### Data supplied

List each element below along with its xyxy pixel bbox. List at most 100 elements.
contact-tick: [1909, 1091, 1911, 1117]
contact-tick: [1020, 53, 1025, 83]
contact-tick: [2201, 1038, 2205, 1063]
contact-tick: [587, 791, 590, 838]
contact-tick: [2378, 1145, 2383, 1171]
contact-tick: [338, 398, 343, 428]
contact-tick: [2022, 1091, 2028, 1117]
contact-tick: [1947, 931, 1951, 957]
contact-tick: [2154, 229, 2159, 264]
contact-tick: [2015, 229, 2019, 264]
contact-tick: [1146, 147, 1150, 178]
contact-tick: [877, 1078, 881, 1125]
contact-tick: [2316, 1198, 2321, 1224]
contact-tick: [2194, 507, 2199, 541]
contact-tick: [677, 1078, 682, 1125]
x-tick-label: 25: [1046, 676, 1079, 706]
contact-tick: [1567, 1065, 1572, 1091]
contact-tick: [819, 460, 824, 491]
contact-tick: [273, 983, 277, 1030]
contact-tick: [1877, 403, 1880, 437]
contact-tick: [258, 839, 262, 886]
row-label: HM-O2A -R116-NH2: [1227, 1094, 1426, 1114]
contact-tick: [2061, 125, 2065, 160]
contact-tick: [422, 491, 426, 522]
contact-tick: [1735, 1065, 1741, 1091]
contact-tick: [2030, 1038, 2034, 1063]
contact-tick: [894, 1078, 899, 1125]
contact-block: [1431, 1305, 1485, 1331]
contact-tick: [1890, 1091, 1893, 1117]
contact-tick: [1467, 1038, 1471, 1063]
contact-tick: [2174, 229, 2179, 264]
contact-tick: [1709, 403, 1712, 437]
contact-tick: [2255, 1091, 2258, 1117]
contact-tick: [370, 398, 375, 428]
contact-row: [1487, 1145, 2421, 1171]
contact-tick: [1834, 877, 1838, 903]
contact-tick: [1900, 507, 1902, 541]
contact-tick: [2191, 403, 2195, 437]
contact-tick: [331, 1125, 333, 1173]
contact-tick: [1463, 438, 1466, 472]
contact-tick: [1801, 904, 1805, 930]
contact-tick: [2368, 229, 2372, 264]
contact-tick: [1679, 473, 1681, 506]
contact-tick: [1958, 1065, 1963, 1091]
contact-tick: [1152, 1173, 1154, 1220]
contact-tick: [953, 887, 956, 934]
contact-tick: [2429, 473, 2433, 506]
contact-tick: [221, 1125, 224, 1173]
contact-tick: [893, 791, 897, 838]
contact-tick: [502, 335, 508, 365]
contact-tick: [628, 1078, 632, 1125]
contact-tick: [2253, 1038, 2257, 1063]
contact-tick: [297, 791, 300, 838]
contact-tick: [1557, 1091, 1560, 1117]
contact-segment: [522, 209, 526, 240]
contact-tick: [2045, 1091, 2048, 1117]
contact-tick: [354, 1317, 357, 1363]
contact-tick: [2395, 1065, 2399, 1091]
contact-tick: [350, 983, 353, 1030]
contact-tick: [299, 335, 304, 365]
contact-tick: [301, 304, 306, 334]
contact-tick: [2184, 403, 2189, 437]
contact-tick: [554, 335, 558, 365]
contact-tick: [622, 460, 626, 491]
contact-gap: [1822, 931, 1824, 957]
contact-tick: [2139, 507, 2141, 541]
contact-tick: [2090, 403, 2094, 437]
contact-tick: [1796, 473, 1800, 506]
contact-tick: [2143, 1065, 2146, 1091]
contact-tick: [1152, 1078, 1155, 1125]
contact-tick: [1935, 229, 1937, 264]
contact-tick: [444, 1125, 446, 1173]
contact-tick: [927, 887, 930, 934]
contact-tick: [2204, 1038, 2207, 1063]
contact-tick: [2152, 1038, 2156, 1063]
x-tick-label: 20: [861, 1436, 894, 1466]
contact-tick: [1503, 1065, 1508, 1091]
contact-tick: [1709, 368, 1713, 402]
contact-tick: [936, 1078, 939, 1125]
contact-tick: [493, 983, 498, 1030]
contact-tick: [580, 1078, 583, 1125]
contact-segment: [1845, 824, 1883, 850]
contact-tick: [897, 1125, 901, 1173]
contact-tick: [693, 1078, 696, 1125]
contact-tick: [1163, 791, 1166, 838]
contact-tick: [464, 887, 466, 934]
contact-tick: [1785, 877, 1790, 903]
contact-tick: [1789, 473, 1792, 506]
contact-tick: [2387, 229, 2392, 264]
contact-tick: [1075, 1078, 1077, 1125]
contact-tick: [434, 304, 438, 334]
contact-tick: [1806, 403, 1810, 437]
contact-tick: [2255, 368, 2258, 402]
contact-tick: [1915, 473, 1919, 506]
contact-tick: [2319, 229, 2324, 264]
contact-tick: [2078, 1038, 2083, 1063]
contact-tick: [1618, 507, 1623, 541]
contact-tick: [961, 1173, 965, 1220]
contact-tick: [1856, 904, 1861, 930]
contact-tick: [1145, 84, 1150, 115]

######

## [Task prompt]
Return every line of the material above word for word, with nothing added or left out.

## [Response]
List each element below along with its xyxy pixel bbox. List at most 100 elements.
contact-tick: [1909, 1091, 1911, 1117]
contact-tick: [1020, 53, 1025, 83]
contact-tick: [2201, 1038, 2205, 1063]
contact-tick: [587, 791, 590, 838]
contact-tick: [2378, 1145, 2383, 1171]
contact-tick: [338, 398, 343, 428]
contact-tick: [2022, 1091, 2028, 1117]
contact-tick: [1947, 931, 1951, 957]
contact-tick: [2154, 229, 2159, 264]
contact-tick: [2015, 229, 2019, 264]
contact-tick: [1146, 147, 1150, 178]
contact-tick: [877, 1078, 881, 1125]
contact-tick: [2316, 1198, 2321, 1224]
contact-tick: [2194, 507, 2199, 541]
contact-tick: [677, 1078, 682, 1125]
x-tick-label: 25: [1046, 676, 1079, 706]
contact-tick: [1567, 1065, 1572, 1091]
contact-tick: [819, 460, 824, 491]
contact-tick: [273, 983, 277, 1030]
contact-tick: [1877, 403, 1880, 437]
contact-tick: [258, 839, 262, 886]
row-label: HM-O2A -R116-NH2: [1227, 1094, 1426, 1114]
contact-tick: [2061, 125, 2065, 160]
contact-tick: [422, 491, 426, 522]
contact-tick: [1735, 1065, 1741, 1091]
contact-tick: [2030, 1038, 2034, 1063]
contact-tick: [894, 1078, 899, 1125]
contact-block: [1431, 1305, 1485, 1331]
contact-tick: [1890, 1091, 1893, 1117]
contact-tick: [1467, 1038, 1471, 1063]
contact-tick: [2174, 229, 2179, 264]
contact-tick: [1709, 403, 1712, 437]
contact-tick: [2255, 1091, 2258, 1117]
contact-tick: [370, 398, 375, 428]
contact-row: [1487, 1145, 2421, 1171]
contact-tick: [1834, 877, 1838, 903]
contact-tick: [1900, 507, 1902, 541]
contact-tick: [2191, 403, 2195, 437]
contact-tick: [331, 1125, 333, 1173]
contact-tick: [1463, 438, 1466, 472]
contact-tick: [1801, 904, 1805, 930]
contact-tick: [2368, 229, 2372, 264]
contact-tick: [1679, 473, 1681, 506]
contact-tick: [1958, 1065, 1963, 1091]
contact-tick: [1152, 1173, 1154, 1220]
contact-tick: [953, 887, 956, 934]
contact-tick: [2429, 473, 2433, 506]
contact-tick: [221, 1125, 224, 1173]
contact-tick: [893, 791, 897, 838]
contact-tick: [502, 335, 508, 365]
contact-tick: [628, 1078, 632, 1125]
contact-tick: [2253, 1038, 2257, 1063]
contact-tick: [297, 791, 300, 838]
contact-tick: [1557, 1091, 1560, 1117]
contact-segment: [522, 209, 526, 240]
contact-tick: [2045, 1091, 2048, 1117]
contact-tick: [354, 1317, 357, 1363]
contact-tick: [2395, 1065, 2399, 1091]
contact-tick: [350, 983, 353, 1030]
contact-tick: [299, 335, 304, 365]
contact-tick: [301, 304, 306, 334]
contact-tick: [2184, 403, 2189, 437]
contact-tick: [554, 335, 558, 365]
contact-tick: [622, 460, 626, 491]
contact-gap: [1822, 931, 1824, 957]
contact-tick: [2139, 507, 2141, 541]
contact-tick: [2090, 403, 2094, 437]
contact-tick: [1796, 473, 1800, 506]
contact-tick: [2143, 1065, 2146, 1091]
contact-tick: [1152, 1078, 1155, 1125]
contact-tick: [1935, 229, 1937, 264]
contact-tick: [444, 1125, 446, 1173]
contact-tick: [927, 887, 930, 934]
contact-tick: [2204, 1038, 2207, 1063]
contact-tick: [2152, 1038, 2156, 1063]
x-tick-label: 20: [861, 1436, 894, 1466]
contact-tick: [1503, 1065, 1508, 1091]
contact-tick: [1709, 368, 1713, 402]
contact-tick: [936, 1078, 939, 1125]
contact-tick: [493, 983, 498, 1030]
contact-tick: [580, 1078, 583, 1125]
contact-segment: [1845, 824, 1883, 850]
contact-tick: [897, 1125, 901, 1173]
contact-tick: [693, 1078, 696, 1125]
contact-tick: [1163, 791, 1166, 838]
contact-tick: [464, 887, 466, 934]
contact-tick: [1785, 877, 1790, 903]
contact-tick: [1789, 473, 1792, 506]
contact-tick: [2387, 229, 2392, 264]
contact-tick: [1075, 1078, 1077, 1125]
contact-tick: [434, 304, 438, 334]
contact-tick: [1806, 403, 1810, 437]
contact-tick: [2255, 368, 2258, 402]
contact-tick: [1915, 473, 1919, 506]
contact-tick: [2319, 229, 2324, 264]
contact-tick: [2078, 1038, 2083, 1063]
contact-tick: [1618, 507, 1623, 541]
contact-tick: [961, 1173, 965, 1220]
contact-tick: [1856, 904, 1861, 930]
contact-tick: [1145, 84, 1150, 115]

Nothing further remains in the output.